■ PROBLEM ■
Copy every record exactly, leaving the pictures out.

■ Items from an interface collection ■

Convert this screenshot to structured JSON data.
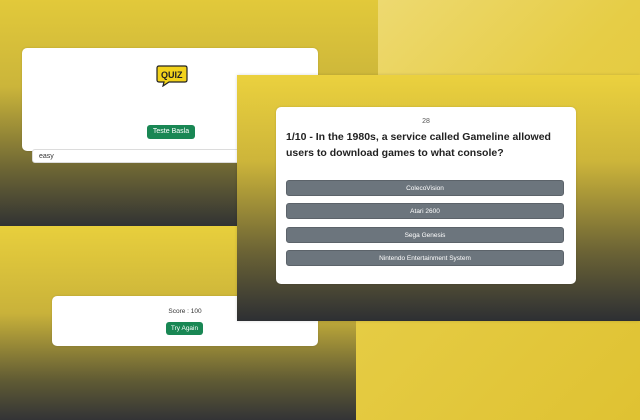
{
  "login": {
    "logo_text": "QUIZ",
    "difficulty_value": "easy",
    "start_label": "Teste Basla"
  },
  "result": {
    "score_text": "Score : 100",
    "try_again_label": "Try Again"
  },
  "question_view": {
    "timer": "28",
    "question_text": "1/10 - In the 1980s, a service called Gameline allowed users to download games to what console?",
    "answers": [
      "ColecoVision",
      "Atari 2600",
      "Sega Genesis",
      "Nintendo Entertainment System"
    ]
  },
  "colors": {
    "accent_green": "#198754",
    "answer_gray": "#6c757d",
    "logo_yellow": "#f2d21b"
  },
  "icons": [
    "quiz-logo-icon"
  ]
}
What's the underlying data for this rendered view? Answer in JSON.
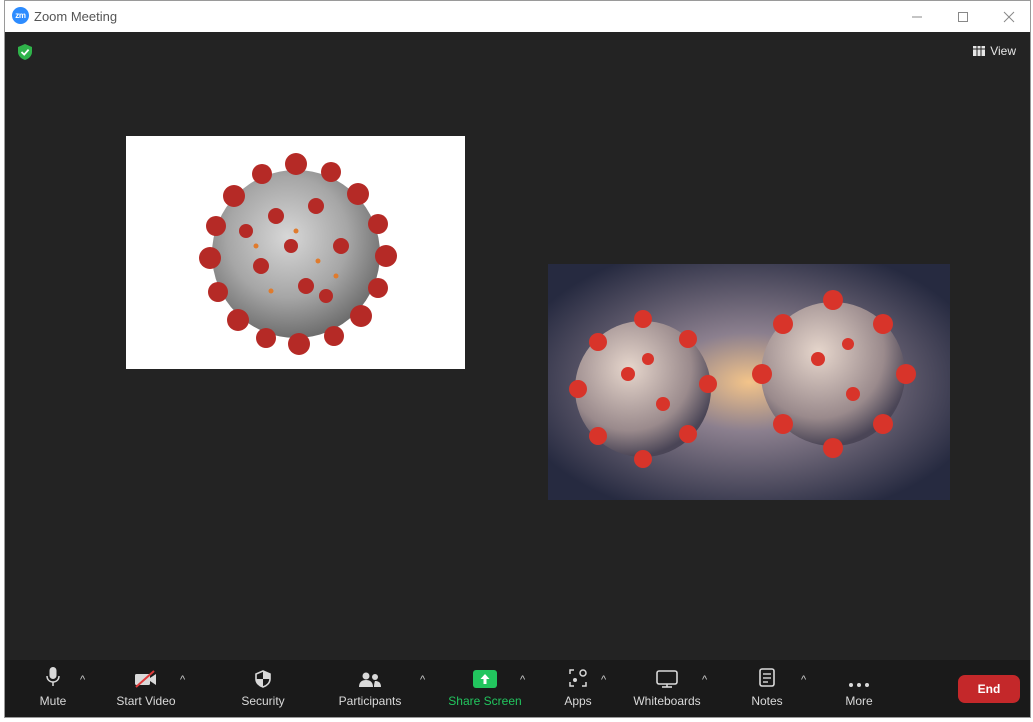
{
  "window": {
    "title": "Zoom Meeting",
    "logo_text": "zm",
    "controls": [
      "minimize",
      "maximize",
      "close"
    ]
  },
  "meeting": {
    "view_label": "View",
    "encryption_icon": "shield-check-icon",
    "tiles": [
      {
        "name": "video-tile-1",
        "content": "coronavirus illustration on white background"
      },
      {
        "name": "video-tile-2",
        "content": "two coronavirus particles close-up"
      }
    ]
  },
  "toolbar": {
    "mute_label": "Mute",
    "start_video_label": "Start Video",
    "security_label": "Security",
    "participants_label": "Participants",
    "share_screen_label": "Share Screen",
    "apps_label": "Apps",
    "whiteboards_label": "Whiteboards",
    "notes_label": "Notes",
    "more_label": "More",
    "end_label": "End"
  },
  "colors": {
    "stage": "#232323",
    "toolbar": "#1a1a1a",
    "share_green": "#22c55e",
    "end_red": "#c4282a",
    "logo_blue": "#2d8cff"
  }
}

■ TASK RESPONSE ■
Convert this screenshot to structured JSON data.
{
  "login": {
    "logo_text": "QUIZ",
    "difficulty_value": "easy",
    "start_label": "Teste Basla"
  },
  "result": {
    "score_text": "Score : 100",
    "try_again_label": "Try Again"
  },
  "question_view": {
    "timer": "28",
    "question_text": "1/10 - In the 1980s, a service called Gameline allowed users to download games to what console?",
    "answers": [
      "ColecoVision",
      "Atari 2600",
      "Sega Genesis",
      "Nintendo Entertainment System"
    ]
  },
  "colors": {
    "accent_green": "#198754",
    "answer_gray": "#6c757d",
    "logo_yellow": "#f2d21b"
  },
  "icons": [
    "quiz-logo-icon"
  ]
}
What's the underlying data for this rendered view? Answer in JSON.
{
  "window": {
    "title": "Zoom Meeting",
    "logo_text": "zm",
    "controls": [
      "minimize",
      "maximize",
      "close"
    ]
  },
  "meeting": {
    "view_label": "View",
    "encryption_icon": "shield-check-icon",
    "tiles": [
      {
        "name": "video-tile-1",
        "content": "coronavirus illustration on white background"
      },
      {
        "name": "video-tile-2",
        "content": "two coronavirus particles close-up"
      }
    ]
  },
  "toolbar": {
    "mute_label": "Mute",
    "start_video_label": "Start Video",
    "security_label": "Security",
    "participants_label": "Participants",
    "share_screen_label": "Share Screen",
    "apps_label": "Apps",
    "whiteboards_label": "Whiteboards",
    "notes_label": "Notes",
    "more_label": "More",
    "end_label": "End"
  },
  "colors": {
    "stage": "#232323",
    "toolbar": "#1a1a1a",
    "share_green": "#22c55e",
    "end_red": "#c4282a",
    "logo_blue": "#2d8cff"
  }
}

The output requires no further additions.